**EXERCISE DESCRIPTION**
Take each line containing the word "right" and copy it.

Some records:
═══

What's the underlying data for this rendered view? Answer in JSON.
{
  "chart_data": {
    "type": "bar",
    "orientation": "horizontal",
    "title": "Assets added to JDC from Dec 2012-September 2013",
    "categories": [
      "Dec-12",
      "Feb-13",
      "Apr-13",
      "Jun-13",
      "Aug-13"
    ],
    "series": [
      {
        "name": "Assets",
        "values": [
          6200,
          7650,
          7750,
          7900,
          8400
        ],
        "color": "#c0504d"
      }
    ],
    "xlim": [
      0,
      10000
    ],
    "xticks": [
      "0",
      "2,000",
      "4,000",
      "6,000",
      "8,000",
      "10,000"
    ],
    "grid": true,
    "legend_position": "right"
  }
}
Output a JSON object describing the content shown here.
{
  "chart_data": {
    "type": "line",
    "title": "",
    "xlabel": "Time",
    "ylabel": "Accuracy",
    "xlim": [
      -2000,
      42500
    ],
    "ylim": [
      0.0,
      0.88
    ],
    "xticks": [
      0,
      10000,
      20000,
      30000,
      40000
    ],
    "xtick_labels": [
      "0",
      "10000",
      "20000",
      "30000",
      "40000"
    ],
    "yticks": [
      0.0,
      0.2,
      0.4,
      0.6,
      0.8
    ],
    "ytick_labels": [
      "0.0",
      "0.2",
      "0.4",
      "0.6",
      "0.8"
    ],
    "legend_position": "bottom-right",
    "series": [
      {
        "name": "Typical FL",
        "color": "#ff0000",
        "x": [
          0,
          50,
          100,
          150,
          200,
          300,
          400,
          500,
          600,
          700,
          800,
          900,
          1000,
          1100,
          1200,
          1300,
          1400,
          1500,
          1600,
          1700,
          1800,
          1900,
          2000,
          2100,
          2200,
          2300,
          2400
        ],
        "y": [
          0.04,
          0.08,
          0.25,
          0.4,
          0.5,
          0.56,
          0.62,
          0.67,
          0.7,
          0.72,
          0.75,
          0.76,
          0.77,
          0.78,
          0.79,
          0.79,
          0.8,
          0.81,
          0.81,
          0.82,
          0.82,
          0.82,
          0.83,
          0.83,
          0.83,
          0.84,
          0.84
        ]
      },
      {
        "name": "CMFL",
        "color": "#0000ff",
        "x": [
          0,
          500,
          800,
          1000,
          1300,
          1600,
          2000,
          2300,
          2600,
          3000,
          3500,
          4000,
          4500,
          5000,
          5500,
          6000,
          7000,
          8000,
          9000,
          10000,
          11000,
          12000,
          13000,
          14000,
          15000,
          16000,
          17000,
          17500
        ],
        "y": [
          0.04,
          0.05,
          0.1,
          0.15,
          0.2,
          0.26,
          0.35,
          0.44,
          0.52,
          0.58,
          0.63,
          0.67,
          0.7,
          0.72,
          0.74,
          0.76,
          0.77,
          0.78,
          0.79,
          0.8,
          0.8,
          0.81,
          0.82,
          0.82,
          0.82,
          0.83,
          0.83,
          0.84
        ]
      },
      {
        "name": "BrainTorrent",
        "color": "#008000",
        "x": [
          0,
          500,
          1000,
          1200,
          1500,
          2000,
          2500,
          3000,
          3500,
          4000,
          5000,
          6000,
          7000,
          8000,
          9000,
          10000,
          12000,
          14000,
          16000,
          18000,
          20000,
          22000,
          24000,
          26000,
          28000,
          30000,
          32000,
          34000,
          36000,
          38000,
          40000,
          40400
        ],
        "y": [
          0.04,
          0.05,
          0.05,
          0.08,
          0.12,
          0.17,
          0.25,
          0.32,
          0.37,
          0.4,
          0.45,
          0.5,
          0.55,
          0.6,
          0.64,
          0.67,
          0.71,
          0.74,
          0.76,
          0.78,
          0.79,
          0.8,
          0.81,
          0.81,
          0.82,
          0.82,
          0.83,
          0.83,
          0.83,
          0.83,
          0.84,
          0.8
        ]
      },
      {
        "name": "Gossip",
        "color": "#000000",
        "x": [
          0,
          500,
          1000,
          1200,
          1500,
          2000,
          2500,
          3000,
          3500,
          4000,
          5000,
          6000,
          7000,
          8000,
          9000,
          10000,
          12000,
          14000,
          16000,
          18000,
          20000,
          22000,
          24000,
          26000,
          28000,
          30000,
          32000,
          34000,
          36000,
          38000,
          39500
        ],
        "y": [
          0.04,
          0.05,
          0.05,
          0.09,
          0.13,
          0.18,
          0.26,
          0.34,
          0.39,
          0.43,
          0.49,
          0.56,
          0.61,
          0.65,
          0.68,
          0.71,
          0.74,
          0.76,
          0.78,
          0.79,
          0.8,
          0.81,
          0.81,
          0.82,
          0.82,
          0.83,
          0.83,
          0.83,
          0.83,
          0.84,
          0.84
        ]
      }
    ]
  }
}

═══

**RESULT OF THIS TASK**
    "legend_position": "right"
    "legend_position": "bottom-right",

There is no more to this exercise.